_Problem details:_ Each line of the listing that contains the word "Airport" is to be copied.

[Task input start]

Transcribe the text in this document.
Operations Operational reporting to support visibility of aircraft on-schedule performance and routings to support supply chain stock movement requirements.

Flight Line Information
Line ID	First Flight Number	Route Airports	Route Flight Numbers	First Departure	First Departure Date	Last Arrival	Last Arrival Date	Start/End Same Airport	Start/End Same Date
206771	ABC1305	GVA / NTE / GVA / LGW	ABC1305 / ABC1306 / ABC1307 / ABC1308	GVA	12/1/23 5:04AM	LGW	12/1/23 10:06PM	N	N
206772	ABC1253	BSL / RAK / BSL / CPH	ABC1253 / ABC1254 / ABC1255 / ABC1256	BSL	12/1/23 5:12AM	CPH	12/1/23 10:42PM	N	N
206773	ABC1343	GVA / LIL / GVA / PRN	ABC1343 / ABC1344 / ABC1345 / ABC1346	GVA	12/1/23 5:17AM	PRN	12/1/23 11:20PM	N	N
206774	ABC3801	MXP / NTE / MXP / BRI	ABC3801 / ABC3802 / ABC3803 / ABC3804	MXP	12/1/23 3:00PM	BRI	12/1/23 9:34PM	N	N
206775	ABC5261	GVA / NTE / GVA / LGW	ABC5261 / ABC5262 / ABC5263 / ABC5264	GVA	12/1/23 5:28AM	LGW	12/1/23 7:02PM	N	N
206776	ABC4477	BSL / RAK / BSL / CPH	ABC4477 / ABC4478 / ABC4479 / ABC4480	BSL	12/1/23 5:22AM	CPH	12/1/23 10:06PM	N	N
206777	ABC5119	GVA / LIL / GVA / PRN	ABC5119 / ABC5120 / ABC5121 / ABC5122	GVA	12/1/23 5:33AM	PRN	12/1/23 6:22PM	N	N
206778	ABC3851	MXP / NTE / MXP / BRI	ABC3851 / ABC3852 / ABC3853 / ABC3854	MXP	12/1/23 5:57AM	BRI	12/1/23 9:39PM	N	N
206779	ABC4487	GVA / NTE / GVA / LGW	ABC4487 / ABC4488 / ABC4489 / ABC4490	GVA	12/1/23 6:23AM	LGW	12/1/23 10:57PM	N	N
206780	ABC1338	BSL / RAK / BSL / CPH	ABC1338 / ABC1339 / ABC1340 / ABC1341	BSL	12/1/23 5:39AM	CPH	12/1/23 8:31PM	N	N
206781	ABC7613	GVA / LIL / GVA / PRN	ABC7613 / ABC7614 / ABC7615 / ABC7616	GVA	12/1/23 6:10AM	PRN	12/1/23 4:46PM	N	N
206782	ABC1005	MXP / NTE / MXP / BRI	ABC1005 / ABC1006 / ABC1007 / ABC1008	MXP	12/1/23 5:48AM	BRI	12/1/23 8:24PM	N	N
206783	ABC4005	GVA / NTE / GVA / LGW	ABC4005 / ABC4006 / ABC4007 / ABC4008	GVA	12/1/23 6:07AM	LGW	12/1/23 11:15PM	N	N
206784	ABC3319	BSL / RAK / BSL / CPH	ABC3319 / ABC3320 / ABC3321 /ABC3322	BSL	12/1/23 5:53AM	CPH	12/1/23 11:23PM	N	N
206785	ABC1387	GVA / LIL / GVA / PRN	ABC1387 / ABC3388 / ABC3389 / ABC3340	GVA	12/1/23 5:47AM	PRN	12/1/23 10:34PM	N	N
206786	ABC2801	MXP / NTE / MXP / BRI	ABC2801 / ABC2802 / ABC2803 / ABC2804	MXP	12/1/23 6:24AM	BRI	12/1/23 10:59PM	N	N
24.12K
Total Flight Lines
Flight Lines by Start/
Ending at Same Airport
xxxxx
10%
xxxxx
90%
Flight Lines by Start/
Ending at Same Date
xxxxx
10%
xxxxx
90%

[Task input end]

_Expected output:_
Line ID	First Flight Number	Route Airports	Route Flight Numbers	First Departure	First Departure Date	Last Arrival	Last Arrival Date	Start/End Same Airport	Start/End Same Date
Ending at Same Airport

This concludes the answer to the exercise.